Output every line below without omitting or altering anything.

Data for this exercise:
^^^^^^^^^^^^^^^^

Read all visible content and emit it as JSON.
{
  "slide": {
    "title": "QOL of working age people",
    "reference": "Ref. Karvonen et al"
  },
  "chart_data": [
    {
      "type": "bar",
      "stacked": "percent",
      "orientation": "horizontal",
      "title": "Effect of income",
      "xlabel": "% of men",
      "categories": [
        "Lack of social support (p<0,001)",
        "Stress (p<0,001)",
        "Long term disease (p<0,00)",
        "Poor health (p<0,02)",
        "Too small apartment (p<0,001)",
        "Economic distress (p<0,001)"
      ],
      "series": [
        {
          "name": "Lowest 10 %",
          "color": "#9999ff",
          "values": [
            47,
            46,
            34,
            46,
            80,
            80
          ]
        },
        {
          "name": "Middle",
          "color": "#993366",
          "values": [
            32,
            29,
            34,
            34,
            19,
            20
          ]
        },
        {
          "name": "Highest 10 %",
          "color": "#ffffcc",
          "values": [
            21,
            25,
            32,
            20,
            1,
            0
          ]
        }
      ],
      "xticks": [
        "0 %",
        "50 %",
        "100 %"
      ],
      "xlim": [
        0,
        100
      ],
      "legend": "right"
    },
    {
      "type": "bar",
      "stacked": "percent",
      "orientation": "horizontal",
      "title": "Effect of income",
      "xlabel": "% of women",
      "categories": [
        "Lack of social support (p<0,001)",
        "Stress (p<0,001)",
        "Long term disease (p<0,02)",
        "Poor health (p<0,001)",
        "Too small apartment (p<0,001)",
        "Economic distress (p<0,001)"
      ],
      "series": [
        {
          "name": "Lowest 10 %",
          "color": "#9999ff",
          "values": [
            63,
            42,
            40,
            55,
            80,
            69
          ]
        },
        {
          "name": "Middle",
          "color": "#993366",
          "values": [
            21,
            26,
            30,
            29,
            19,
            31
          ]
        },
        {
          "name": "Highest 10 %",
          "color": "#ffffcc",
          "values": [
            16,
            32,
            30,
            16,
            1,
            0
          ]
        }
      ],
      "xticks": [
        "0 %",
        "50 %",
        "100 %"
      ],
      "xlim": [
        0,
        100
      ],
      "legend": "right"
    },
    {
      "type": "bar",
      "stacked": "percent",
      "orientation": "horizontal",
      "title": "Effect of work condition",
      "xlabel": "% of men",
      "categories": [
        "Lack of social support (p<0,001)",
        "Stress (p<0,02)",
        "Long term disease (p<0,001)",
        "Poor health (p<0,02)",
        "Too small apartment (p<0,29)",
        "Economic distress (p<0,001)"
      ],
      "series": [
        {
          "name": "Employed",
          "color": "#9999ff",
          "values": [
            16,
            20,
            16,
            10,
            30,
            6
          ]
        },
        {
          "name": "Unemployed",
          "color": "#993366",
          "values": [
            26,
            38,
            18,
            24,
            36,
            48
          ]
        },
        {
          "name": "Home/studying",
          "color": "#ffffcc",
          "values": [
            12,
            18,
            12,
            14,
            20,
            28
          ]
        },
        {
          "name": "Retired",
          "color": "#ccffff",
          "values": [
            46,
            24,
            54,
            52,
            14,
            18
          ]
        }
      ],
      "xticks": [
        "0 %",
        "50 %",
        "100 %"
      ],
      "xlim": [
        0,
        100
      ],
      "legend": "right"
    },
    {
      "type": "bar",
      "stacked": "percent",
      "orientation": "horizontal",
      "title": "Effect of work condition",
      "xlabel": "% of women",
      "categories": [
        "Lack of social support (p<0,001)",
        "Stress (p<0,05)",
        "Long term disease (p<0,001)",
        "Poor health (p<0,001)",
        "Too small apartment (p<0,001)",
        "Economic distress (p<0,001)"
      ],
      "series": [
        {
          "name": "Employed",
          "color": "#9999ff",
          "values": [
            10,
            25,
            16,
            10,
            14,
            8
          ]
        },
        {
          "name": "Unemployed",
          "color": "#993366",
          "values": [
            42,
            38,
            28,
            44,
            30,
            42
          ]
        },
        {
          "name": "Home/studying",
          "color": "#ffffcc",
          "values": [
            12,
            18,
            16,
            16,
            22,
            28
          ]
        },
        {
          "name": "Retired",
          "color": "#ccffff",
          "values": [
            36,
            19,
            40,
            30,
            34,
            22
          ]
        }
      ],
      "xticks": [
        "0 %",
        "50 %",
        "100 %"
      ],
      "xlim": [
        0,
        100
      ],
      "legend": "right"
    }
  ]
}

^^^^^^^^^^^^^^^^

Reply:
Read all visible content and emit it as JSON.
{
  "slide": {
    "title": "QOL of working age people",
    "reference": "Ref. Karvonen et al"
  },
  "chart_data": [
    {
      "type": "bar",
      "stacked": "percent",
      "orientation": "horizontal",
      "title": "Effect of income",
      "xlabel": "% of men",
      "categories": [
        "Lack of social support (p<0,001)",
        "Stress (p<0,001)",
        "Long term disease (p<0,00)",
        "Poor health (p<0,02)",
        "Too small apartment (p<0,001)",
        "Economic distress (p<0,001)"
      ],
      "series": [
        {
          "name": "Lowest 10 %",
          "color": "#9999ff",
          "values": [
            47,
            46,
            34,
            46,
            80,
            80
          ]
        },
        {
          "name": "Middle",
          "color": "#993366",
          "values": [
            32,
            29,
            34,
            34,
            19,
            20
          ]
        },
        {
          "name": "Highest 10 %",
          "color": "#ffffcc",
          "values": [
            21,
            25,
            32,
            20,
            1,
            0
          ]
        }
      ],
      "xticks": [
        "0 %",
        "50 %",
        "100 %"
      ],
      "xlim": [
        0,
        100
      ],
      "legend": "right"
    },
    {
      "type": "bar",
      "stacked": "percent",
      "orientation": "horizontal",
      "title": "Effect of income",
      "xlabel": "% of women",
      "categories": [
        "Lack of social support (p<0,001)",
        "Stress (p<0,001)",
        "Long term disease (p<0,02)",
        "Poor health (p<0,001)",
        "Too small apartment (p<0,001)",
        "Economic distress (p<0,001)"
      ],
      "series": [
        {
          "name": "Lowest 10 %",
          "color": "#9999ff",
          "values": [
            63,
            42,
            40,
            55,
            80,
            69
          ]
        },
        {
          "name": "Middle",
          "color": "#993366",
          "values": [
            21,
            26,
            30,
            29,
            19,
            31
          ]
        },
        {
          "name": "Highest 10 %",
          "color": "#ffffcc",
          "values": [
            16,
            32,
            30,
            16,
            1,
            0
          ]
        }
      ],
      "xticks": [
        "0 %",
        "50 %",
        "100 %"
      ],
      "xlim": [
        0,
        100
      ],
      "legend": "right"
    },
    {
      "type": "bar",
      "stacked": "percent",
      "orientation": "horizontal",
      "title": "Effect of work condition",
      "xlabel": "% of men",
      "categories": [
        "Lack of social support (p<0,001)",
        "Stress (p<0,02)",
        "Long term disease (p<0,001)",
        "Poor health (p<0,02)",
        "Too small apartment (p<0,29)",
        "Economic distress (p<0,001)"
      ],
      "series": [
        {
          "name": "Employed",
          "color": "#9999ff",
          "values": [
            16,
            20,
            16,
            10,
            30,
            6
          ]
        },
        {
          "name": "Unemployed",
          "color": "#993366",
          "values": [
            26,
            38,
            18,
            24,
            36,
            48
          ]
        },
        {
          "name": "Home/studying",
          "color": "#ffffcc",
          "values": [
            12,
            18,
            12,
            14,
            20,
            28
          ]
        },
        {
          "name": "Retired",
          "color": "#ccffff",
          "values": [
            46,
            24,
            54,
            52,
            14,
            18
          ]
        }
      ],
      "xticks": [
        "0 %",
        "50 %",
        "100 %"
      ],
      "xlim": [
        0,
        100
      ],
      "legend": "right"
    },
    {
      "type": "bar",
      "stacked": "percent",
      "orientation": "horizontal",
      "title": "Effect of work condition",
      "xlabel": "% of women",
      "categories": [
        "Lack of social support (p<0,001)",
        "Stress (p<0,05)",
        "Long term disease (p<0,001)",
        "Poor health (p<0,001)",
        "Too small apartment (p<0,001)",
        "Economic distress (p<0,001)"
      ],
      "series": [
        {
          "name": "Employed",
          "color": "#9999ff",
          "values": [
            10,
            25,
            16,
            10,
            14,
            8
          ]
        },
        {
          "name": "Unemployed",
          "color": "#993366",
          "values": [
            42,
            38,
            28,
            44,
            30,
            42
          ]
        },
        {
          "name": "Home/studying",
          "color": "#ffffcc",
          "values": [
            12,
            18,
            16,
            16,
            22,
            28
          ]
        },
        {
          "name": "Retired",
          "color": "#ccffff",
          "values": [
            36,
            19,
            40,
            30,
            34,
            22
          ]
        }
      ],
      "xticks": [
        "0 %",
        "50 %",
        "100 %"
      ],
      "xlim": [
        0,
        100
      ],
      "legend": "right"
    }
  ]
}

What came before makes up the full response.